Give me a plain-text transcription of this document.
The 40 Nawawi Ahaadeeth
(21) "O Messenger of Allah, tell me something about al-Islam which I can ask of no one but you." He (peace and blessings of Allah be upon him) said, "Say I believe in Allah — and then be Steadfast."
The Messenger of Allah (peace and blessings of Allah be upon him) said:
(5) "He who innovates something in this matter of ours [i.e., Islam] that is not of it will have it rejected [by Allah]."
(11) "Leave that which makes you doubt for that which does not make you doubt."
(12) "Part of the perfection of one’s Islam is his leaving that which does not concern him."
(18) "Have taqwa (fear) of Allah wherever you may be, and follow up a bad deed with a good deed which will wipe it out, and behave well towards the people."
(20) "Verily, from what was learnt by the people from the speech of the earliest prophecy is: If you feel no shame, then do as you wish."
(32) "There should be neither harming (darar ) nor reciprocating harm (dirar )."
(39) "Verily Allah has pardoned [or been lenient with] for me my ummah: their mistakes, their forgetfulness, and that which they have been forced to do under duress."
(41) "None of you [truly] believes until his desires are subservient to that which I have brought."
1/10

:::::

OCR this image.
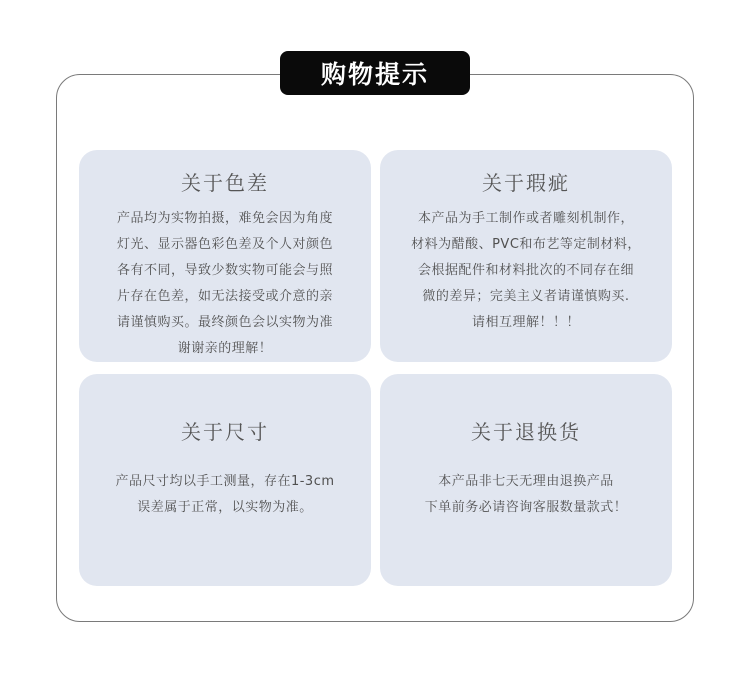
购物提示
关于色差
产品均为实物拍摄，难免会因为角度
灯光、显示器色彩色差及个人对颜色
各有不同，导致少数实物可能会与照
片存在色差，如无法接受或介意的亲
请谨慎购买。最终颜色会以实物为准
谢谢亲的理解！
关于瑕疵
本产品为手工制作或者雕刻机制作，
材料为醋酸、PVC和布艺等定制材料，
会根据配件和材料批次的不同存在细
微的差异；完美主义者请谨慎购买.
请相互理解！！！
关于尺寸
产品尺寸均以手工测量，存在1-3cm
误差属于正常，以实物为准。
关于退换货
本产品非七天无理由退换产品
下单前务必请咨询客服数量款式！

:::::

▸ SET EXERCISE
Pick out and copy the lines of the material that include the word "will".

▸ PROBLEM SOLUTION
(5) "He who innovates something in this matter of ours [i.e., Islam] that is not of it will have it rejected [by Allah]."
(18) "Have taqwa (fear) of Allah wherever you may be, and follow up a bad deed with a good deed which will wipe it out, and behave well towards the people."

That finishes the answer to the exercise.